■ **Stated problem**
Which lines hold the word "main"? Copy each of them from the material.

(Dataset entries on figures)

--- start ---

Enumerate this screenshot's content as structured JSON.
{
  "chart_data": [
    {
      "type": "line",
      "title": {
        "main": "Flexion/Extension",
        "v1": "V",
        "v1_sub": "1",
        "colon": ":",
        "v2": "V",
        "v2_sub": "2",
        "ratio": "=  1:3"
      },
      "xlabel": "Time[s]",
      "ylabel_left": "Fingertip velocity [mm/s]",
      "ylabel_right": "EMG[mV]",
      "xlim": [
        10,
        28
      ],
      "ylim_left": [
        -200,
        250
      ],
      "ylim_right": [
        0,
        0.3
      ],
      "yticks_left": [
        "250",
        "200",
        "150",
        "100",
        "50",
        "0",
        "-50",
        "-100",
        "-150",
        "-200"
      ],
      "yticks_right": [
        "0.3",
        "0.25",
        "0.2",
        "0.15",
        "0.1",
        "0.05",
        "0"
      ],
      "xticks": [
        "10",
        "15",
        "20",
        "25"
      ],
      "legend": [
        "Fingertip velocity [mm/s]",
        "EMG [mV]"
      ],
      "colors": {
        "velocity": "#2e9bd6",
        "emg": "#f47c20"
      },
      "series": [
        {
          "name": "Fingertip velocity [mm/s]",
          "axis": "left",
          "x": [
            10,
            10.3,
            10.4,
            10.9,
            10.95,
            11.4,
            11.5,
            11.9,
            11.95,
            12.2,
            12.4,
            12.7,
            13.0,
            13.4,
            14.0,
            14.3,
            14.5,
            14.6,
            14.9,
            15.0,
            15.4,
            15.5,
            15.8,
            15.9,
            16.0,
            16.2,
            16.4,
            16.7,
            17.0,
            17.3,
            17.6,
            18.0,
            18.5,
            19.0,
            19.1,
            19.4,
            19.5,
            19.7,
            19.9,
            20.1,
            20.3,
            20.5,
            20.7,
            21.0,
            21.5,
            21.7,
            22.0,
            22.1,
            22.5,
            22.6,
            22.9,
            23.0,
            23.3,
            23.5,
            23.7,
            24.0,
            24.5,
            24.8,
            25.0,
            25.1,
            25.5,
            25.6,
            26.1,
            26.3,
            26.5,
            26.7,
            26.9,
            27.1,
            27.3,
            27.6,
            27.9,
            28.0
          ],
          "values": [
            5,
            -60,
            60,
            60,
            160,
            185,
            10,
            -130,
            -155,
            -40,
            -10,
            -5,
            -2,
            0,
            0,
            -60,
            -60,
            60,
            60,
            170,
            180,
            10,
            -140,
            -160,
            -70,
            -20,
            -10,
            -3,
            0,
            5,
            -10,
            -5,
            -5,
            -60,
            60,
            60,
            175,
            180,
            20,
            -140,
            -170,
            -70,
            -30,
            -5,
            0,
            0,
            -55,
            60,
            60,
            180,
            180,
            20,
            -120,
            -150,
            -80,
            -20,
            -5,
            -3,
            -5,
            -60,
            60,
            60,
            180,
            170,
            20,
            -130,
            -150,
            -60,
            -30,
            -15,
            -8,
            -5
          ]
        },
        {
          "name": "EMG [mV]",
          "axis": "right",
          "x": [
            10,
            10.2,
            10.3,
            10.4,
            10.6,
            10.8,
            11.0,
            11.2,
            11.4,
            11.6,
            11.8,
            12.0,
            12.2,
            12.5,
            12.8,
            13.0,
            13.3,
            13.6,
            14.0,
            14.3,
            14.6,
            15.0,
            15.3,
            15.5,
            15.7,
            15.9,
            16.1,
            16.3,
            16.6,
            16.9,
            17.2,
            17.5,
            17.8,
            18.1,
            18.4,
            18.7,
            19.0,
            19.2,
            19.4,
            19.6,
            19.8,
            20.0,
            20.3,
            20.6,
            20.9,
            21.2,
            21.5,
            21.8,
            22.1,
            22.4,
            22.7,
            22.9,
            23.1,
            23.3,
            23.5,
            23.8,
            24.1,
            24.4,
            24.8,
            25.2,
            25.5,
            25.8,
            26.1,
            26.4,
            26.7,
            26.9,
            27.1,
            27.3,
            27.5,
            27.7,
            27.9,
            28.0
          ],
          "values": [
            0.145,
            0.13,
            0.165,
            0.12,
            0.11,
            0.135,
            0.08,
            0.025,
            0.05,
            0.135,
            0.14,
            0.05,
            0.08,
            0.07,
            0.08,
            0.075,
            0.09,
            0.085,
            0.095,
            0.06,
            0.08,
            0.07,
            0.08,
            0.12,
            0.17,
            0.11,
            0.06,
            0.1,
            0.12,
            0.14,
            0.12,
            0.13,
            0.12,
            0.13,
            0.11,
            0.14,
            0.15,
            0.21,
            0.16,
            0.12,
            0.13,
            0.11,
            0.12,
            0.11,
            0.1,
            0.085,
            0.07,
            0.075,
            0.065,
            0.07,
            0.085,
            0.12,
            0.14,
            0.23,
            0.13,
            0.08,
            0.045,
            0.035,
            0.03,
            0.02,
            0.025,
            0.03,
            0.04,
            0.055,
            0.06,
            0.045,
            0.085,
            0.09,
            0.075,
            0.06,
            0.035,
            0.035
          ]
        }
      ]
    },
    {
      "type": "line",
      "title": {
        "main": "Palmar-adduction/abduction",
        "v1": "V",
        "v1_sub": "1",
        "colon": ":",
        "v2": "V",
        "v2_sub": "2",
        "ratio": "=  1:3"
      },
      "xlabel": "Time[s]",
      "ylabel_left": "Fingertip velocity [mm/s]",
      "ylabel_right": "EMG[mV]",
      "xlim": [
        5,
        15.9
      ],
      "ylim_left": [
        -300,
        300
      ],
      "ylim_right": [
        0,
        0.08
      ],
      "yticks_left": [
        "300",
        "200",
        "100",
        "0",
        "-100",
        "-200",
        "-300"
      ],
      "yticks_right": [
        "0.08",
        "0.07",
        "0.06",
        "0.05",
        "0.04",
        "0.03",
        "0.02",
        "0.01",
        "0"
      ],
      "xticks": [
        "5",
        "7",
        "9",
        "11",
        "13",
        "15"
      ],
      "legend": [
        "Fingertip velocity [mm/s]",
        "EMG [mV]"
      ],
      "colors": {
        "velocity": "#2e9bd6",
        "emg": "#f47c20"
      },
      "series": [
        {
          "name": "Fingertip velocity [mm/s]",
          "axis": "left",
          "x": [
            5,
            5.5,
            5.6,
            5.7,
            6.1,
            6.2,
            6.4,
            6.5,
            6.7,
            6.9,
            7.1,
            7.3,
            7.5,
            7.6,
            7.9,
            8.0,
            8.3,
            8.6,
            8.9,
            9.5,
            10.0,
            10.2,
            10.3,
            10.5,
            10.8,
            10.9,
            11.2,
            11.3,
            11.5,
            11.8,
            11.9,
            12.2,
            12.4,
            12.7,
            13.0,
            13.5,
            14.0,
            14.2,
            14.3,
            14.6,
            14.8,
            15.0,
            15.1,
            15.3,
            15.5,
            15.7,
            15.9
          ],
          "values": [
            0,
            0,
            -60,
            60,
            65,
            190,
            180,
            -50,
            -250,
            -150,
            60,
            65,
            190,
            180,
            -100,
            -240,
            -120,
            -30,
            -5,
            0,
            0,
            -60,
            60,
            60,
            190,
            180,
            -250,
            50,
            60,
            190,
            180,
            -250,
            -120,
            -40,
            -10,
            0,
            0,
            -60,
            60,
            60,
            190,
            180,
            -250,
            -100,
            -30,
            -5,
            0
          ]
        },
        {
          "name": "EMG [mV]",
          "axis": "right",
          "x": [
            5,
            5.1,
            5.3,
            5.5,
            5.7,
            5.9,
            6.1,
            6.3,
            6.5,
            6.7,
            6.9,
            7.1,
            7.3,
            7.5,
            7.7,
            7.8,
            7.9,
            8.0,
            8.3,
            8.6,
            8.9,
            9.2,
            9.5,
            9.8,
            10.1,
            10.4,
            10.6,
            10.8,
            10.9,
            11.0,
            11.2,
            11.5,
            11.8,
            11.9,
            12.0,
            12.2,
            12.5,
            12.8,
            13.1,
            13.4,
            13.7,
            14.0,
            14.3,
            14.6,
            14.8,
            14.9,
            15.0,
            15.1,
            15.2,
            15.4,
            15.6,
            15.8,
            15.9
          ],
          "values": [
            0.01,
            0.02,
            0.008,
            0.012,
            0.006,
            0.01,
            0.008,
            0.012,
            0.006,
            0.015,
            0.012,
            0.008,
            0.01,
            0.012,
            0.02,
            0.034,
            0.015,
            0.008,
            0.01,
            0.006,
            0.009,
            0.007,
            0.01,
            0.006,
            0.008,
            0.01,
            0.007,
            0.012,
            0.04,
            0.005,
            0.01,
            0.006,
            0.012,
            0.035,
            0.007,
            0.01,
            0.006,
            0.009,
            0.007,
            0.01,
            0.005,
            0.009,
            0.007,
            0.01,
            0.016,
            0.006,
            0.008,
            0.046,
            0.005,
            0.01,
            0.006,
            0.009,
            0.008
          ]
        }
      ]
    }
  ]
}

--- end ---

■ **The completed task**
        "main": "Flexion/Extension",
        "main": "Palmar-adduction/abduction",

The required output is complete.